>> Begin Extracted material
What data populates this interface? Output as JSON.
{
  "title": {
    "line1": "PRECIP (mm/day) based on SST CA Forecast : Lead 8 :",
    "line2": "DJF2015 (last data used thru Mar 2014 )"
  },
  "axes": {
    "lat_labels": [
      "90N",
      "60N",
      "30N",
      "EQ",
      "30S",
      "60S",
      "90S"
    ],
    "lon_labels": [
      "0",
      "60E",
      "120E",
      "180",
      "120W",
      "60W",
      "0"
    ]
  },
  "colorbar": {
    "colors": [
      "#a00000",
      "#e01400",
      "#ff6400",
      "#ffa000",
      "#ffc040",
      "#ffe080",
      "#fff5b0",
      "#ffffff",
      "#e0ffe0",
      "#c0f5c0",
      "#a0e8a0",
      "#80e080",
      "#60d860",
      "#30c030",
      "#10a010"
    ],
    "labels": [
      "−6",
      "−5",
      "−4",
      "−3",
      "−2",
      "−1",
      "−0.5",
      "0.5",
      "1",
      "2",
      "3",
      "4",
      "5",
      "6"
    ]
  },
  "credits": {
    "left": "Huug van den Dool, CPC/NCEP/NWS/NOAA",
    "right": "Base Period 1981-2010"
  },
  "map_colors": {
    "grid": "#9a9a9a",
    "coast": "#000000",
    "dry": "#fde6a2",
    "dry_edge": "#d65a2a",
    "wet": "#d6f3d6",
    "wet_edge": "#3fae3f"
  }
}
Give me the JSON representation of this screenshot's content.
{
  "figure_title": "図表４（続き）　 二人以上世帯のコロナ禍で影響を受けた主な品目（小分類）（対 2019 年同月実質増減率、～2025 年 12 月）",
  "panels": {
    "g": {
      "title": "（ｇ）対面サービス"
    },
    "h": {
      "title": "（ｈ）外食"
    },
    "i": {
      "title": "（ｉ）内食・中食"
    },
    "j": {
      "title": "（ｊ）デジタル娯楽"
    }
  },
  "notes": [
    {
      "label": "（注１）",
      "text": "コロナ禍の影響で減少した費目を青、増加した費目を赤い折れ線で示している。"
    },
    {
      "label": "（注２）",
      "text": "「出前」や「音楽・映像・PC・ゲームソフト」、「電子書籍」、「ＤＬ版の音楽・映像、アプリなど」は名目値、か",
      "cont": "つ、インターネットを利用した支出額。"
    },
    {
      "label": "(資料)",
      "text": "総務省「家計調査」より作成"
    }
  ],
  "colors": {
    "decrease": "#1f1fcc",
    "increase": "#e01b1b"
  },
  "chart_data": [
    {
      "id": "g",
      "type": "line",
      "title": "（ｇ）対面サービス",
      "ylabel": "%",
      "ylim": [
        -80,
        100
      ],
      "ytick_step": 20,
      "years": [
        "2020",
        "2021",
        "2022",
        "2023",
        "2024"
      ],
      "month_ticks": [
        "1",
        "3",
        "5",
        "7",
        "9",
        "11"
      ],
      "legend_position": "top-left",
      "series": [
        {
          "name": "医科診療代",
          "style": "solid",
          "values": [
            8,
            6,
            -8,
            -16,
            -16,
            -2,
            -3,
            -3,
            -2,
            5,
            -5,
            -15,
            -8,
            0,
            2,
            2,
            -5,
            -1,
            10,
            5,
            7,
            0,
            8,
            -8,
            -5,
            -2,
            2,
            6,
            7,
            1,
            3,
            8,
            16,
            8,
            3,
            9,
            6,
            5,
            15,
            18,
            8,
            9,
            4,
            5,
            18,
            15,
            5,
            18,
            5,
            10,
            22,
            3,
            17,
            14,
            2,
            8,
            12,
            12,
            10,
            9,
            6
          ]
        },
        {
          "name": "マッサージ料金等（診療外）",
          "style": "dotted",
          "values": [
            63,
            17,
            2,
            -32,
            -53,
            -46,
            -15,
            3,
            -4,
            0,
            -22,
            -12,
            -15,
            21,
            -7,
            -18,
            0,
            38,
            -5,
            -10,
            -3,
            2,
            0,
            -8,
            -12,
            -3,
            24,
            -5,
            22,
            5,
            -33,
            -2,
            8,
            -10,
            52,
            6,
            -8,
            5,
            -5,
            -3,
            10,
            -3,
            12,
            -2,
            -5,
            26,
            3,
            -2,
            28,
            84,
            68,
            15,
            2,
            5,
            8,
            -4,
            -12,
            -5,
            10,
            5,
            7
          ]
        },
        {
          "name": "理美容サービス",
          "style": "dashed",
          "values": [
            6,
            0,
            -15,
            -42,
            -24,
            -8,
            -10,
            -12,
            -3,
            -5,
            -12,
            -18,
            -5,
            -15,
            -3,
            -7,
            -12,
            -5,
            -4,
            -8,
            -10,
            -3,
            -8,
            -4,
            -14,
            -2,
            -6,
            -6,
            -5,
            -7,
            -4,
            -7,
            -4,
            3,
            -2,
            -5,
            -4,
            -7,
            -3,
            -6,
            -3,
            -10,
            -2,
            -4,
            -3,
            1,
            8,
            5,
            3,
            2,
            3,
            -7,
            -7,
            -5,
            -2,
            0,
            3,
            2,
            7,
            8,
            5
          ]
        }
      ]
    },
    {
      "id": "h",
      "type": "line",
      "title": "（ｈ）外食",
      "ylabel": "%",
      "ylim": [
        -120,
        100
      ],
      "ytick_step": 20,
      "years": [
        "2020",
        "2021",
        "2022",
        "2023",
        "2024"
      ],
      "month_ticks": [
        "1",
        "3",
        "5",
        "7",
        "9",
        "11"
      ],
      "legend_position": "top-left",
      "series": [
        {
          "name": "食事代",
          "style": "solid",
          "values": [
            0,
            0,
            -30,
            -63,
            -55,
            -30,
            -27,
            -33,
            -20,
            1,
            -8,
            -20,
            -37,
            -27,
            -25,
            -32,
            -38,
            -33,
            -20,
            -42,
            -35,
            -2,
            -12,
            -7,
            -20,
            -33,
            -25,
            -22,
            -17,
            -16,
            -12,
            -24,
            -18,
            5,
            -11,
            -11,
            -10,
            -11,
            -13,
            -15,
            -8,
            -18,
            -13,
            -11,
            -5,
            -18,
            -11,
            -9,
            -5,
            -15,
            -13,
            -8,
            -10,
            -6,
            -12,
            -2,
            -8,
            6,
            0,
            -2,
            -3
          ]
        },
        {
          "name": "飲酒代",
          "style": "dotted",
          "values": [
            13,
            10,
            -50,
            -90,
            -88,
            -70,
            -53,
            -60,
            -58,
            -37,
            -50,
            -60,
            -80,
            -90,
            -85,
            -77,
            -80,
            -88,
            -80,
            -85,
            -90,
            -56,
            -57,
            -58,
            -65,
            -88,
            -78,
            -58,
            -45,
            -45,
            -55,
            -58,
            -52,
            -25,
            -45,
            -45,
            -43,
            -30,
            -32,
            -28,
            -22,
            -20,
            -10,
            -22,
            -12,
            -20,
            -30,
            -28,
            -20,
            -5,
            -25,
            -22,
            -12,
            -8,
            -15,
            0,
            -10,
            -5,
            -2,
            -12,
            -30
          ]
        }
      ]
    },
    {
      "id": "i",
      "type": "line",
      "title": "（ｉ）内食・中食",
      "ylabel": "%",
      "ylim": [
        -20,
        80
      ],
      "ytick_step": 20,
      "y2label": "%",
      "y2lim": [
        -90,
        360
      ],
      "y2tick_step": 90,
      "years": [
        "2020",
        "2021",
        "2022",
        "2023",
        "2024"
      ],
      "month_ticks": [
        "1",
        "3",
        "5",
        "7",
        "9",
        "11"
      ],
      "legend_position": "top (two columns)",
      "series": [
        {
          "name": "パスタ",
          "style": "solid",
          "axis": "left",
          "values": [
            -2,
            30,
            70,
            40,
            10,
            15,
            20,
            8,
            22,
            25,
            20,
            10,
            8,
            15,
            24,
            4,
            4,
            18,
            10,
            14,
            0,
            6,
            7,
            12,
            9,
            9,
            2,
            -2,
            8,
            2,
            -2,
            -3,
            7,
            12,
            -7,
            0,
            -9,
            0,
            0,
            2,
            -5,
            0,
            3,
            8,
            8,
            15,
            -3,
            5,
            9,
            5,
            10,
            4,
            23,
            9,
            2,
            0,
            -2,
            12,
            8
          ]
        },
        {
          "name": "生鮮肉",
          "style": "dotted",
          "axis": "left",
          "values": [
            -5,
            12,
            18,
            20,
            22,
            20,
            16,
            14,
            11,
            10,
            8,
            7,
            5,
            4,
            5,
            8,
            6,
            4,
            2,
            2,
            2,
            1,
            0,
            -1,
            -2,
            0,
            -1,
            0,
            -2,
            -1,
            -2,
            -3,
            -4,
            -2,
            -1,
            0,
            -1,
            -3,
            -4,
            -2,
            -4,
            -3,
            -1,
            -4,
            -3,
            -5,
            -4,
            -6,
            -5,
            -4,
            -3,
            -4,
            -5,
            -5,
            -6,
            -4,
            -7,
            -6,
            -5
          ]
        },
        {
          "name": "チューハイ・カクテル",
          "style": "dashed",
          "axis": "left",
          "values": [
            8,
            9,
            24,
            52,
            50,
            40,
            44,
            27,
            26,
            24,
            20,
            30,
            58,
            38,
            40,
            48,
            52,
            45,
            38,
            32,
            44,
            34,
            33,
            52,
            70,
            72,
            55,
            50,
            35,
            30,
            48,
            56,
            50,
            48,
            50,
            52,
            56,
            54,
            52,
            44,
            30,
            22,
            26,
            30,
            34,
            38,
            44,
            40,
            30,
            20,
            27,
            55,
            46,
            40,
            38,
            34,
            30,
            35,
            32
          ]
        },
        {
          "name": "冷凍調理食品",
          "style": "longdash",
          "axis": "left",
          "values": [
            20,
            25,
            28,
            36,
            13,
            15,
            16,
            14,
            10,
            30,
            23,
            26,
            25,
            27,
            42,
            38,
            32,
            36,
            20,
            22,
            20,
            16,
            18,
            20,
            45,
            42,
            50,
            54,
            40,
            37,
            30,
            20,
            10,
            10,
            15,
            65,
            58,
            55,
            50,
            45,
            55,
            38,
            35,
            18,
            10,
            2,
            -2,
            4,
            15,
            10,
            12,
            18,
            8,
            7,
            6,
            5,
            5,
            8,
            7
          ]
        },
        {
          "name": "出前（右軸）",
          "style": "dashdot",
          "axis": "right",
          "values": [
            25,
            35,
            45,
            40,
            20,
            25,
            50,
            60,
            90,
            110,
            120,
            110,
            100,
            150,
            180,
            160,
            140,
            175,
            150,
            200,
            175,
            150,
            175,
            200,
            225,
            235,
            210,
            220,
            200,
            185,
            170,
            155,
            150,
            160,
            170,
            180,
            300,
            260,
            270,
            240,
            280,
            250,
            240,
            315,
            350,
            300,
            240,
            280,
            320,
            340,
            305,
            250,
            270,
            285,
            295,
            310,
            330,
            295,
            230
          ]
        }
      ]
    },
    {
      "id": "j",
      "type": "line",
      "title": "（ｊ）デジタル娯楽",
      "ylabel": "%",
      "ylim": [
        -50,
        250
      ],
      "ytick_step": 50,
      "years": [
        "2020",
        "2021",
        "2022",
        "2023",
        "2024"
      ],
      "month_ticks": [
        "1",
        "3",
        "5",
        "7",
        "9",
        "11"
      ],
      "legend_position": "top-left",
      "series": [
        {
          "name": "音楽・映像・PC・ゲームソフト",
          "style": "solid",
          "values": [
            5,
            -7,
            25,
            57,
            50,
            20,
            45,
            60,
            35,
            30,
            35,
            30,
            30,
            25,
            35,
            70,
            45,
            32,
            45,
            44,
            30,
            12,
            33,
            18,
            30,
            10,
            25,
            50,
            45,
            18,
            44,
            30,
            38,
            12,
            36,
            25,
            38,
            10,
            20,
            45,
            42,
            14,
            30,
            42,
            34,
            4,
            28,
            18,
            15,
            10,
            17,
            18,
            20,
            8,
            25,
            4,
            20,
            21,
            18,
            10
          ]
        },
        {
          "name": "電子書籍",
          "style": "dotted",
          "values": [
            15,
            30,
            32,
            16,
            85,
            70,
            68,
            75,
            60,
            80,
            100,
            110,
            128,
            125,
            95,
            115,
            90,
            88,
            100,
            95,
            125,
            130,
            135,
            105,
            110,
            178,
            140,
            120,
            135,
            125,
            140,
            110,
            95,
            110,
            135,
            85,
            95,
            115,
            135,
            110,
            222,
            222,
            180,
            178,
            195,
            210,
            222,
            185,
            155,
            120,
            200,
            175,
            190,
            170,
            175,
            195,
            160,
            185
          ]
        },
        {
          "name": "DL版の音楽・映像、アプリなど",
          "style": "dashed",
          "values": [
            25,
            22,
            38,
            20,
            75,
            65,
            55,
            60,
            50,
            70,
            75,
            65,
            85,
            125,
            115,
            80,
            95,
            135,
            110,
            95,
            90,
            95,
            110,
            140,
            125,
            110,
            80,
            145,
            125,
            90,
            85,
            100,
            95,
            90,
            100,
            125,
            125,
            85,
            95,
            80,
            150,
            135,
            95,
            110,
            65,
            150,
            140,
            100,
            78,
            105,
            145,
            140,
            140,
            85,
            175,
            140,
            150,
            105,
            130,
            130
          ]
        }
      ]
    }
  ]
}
>> End Extracted material
>> Begin Extracted material
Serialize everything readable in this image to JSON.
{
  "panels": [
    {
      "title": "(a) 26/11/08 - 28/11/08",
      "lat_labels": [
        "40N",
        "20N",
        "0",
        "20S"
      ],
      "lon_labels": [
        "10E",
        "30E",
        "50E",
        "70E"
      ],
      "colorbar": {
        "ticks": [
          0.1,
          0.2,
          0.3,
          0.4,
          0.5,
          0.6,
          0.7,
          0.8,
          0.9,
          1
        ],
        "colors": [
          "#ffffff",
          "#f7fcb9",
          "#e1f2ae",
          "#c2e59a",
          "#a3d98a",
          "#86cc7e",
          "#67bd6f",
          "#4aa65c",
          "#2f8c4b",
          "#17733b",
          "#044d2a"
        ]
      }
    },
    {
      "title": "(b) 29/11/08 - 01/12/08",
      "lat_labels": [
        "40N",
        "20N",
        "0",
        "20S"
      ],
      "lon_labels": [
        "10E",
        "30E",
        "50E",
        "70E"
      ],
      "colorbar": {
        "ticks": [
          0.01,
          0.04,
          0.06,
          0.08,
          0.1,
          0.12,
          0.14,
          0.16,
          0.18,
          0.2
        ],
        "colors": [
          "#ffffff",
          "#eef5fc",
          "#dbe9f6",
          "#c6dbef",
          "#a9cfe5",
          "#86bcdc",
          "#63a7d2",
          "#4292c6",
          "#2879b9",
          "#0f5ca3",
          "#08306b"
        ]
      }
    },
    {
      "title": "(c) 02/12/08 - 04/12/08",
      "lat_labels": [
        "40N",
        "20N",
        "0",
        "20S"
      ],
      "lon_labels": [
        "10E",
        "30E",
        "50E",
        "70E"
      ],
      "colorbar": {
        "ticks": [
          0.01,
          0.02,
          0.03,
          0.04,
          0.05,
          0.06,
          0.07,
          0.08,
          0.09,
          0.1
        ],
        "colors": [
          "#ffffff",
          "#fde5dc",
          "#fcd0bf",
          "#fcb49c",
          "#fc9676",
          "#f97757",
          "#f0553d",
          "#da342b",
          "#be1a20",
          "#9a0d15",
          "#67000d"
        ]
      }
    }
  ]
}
>> End Extracted material
> Task requirements
Pick out each line in the material containing "right".

> Response to the task
    "right": "Base Period 1981-2010"
          "axis": "right",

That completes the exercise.